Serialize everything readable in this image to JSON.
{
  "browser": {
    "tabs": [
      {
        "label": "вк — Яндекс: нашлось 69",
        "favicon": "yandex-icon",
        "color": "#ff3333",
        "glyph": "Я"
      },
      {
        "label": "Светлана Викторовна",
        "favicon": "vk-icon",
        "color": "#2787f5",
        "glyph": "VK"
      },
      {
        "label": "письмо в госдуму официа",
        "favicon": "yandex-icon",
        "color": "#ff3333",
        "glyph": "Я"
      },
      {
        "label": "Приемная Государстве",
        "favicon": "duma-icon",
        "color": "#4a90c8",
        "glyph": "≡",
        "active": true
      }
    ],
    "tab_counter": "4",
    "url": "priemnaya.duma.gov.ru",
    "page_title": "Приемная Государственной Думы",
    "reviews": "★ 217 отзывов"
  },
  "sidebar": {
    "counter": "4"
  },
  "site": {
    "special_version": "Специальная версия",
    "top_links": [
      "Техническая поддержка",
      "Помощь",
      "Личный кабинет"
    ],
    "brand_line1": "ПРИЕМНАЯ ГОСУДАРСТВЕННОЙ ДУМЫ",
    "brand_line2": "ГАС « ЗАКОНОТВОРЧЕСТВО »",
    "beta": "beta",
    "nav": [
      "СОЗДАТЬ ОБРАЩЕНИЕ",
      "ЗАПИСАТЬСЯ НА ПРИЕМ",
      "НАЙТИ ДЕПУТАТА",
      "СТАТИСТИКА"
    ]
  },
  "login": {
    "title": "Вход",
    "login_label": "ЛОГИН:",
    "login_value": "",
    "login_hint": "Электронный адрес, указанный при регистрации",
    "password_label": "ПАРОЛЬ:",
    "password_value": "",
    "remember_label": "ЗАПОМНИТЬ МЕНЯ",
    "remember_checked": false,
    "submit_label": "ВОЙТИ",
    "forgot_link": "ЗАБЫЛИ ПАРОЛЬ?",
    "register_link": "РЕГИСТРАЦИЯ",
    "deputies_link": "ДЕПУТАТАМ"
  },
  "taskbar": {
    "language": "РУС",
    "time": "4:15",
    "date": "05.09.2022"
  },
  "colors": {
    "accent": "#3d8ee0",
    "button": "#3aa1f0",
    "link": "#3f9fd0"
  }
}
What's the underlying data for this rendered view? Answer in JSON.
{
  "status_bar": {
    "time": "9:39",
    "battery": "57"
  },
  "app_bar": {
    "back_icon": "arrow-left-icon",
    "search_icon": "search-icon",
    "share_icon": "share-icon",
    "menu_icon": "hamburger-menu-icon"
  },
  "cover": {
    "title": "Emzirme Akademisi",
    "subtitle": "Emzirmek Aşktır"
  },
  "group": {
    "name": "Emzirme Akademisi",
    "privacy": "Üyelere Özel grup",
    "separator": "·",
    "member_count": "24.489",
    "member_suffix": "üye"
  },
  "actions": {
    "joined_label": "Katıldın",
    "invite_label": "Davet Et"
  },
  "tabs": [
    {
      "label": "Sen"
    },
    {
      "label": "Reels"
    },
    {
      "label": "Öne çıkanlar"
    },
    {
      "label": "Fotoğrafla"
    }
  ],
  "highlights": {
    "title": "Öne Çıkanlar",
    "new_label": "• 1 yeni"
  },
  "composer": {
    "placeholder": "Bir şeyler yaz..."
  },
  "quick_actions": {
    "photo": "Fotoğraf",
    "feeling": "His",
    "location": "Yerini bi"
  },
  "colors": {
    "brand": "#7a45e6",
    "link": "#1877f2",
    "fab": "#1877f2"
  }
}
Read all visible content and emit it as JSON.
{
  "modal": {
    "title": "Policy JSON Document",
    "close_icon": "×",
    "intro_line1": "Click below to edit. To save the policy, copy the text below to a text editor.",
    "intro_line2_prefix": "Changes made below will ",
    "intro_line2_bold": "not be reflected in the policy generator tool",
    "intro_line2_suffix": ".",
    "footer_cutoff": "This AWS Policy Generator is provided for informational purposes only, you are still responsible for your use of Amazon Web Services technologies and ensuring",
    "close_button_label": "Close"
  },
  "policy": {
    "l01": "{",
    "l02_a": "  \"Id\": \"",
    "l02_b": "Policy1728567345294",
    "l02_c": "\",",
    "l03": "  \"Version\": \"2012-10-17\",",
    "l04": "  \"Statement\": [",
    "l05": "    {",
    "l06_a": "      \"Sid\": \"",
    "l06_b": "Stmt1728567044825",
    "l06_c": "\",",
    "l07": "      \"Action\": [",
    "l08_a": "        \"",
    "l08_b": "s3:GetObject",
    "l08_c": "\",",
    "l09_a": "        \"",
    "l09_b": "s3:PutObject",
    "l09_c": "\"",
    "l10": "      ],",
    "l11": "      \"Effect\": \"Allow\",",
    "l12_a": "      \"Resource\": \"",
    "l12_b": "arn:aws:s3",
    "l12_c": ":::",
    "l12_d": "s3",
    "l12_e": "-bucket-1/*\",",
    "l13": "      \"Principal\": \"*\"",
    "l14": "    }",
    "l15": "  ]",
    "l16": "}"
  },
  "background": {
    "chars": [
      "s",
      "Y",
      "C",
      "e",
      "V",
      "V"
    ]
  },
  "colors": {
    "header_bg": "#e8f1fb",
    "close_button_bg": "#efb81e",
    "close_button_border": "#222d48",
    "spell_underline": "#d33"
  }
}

## Problem description
Go through the listing above and restate it word for word.

## Written answer
Serialize everything readable in this image to JSON.
{
  "browser": {
    "tabs": [
      {
        "label": "вк — Яндекс: нашлось 69",
        "favicon": "yandex-icon",
        "color": "#ff3333",
        "glyph": "Я"
      },
      {
        "label": "Светлана Викторовна",
        "favicon": "vk-icon",
        "color": "#2787f5",
        "glyph": "VK"
      },
      {
        "label": "письмо в госдуму официа",
        "favicon": "yandex-icon",
        "color": "#ff3333",
        "glyph": "Я"
      },
      {
        "label": "Приемная Государстве",
        "favicon": "duma-icon",
        "color": "#4a90c8",
        "glyph": "≡",
        "active": true
      }
    ],
    "tab_counter": "4",
    "url": "priemnaya.duma.gov.ru",
    "page_title": "Приемная Государственной Думы",
    "reviews": "★ 217 отзывов"
  },
  "sidebar": {
    "counter": "4"
  },
  "site": {
    "special_version": "Специальная версия",
    "top_links": [
      "Техническая поддержка",
      "Помощь",
      "Личный кабинет"
    ],
    "brand_line1": "ПРИЕМНАЯ ГОСУДАРСТВЕННОЙ ДУМЫ",
    "brand_line2": "ГАС « ЗАКОНОТВОРЧЕСТВО »",
    "beta": "beta",
    "nav": [
      "СОЗДАТЬ ОБРАЩЕНИЕ",
      "ЗАПИСАТЬСЯ НА ПРИЕМ",
      "НАЙТИ ДЕПУТАТА",
      "СТАТИСТИКА"
    ]
  },
  "login": {
    "title": "Вход",
    "login_label": "ЛОГИН:",
    "login_value": "",
    "login_hint": "Электронный адрес, указанный при регистрации",
    "password_label": "ПАРОЛЬ:",
    "password_value": "",
    "remember_label": "ЗАПОМНИТЬ МЕНЯ",
    "remember_checked": false,
    "submit_label": "ВОЙТИ",
    "forgot_link": "ЗАБЫЛИ ПАРОЛЬ?",
    "register_link": "РЕГИСТРАЦИЯ",
    "deputies_link": "ДЕПУТАТАМ"
  },
  "taskbar": {
    "language": "РУС",
    "time": "4:15",
    "date": "05.09.2022"
  },
  "colors": {
    "accent": "#3d8ee0",
    "button": "#3aa1f0",
    "link": "#3f9fd0"
  }
}
What's the underlying data for this rendered view? Answer in JSON.
{
  "status_bar": {
    "time": "9:39",
    "battery": "57"
  },
  "app_bar": {
    "back_icon": "arrow-left-icon",
    "search_icon": "search-icon",
    "share_icon": "share-icon",
    "menu_icon": "hamburger-menu-icon"
  },
  "cover": {
    "title": "Emzirme Akademisi",
    "subtitle": "Emzirmek Aşktır"
  },
  "group": {
    "name": "Emzirme Akademisi",
    "privacy": "Üyelere Özel grup",
    "separator": "·",
    "member_count": "24.489",
    "member_suffix": "üye"
  },
  "actions": {
    "joined_label": "Katıldın",
    "invite_label": "Davet Et"
  },
  "tabs": [
    {
      "label": "Sen"
    },
    {
      "label": "Reels"
    },
    {
      "label": "Öne çıkanlar"
    },
    {
      "label": "Fotoğrafla"
    }
  ],
  "highlights": {
    "title": "Öne Çıkanlar",
    "new_label": "• 1 yeni"
  },
  "composer": {
    "placeholder": "Bir şeyler yaz..."
  },
  "quick_actions": {
    "photo": "Fotoğraf",
    "feeling": "His",
    "location": "Yerini bi"
  },
  "colors": {
    "brand": "#7a45e6",
    "link": "#1877f2",
    "fab": "#1877f2"
  }
}
Read all visible content and emit it as JSON.
{
  "modal": {
    "title": "Policy JSON Document",
    "close_icon": "×",
    "intro_line1": "Click below to edit. To save the policy, copy the text below to a text editor.",
    "intro_line2_prefix": "Changes made below will ",
    "intro_line2_bold": "not be reflected in the policy generator tool",
    "intro_line2_suffix": ".",
    "footer_cutoff": "This AWS Policy Generator is provided for informational purposes only, you are still responsible for your use of Amazon Web Services technologies and ensuring",
    "close_button_label": "Close"
  },
  "policy": {
    "l01": "{",
    "l02_a": "  \"Id\": \"",
    "l02_b": "Policy1728567345294",
    "l02_c": "\",",
    "l03": "  \"Version\": \"2012-10-17\",",
    "l04": "  \"Statement\": [",
    "l05": "    {",
    "l06_a": "      \"Sid\": \"",
    "l06_b": "Stmt1728567044825",
    "l06_c": "\",",
    "l07": "      \"Action\": [",
    "l08_a": "        \"",
    "l08_b": "s3:GetObject",
    "l08_c": "\",",
    "l09_a": "        \"",
    "l09_b": "s3:PutObject",
    "l09_c": "\"",
    "l10": "      ],",
    "l11": "      \"Effect\": \"Allow\",",
    "l12_a": "      \"Resource\": \"",
    "l12_b": "arn:aws:s3",
    "l12_c": ":::",
    "l12_d": "s3",
    "l12_e": "-bucket-1/*\",",
    "l13": "      \"Principal\": \"*\"",
    "l14": "    }",
    "l15": "  ]",
    "l16": "}"
  },
  "background": {
    "chars": [
      "s",
      "Y",
      "C",
      "e",
      "V",
      "V"
    ]
  },
  "colors": {
    "header_bg": "#e8f1fb",
    "close_button_bg": "#efb81e",
    "close_button_border": "#222d48",
    "spell_underline": "#d33"
  }
}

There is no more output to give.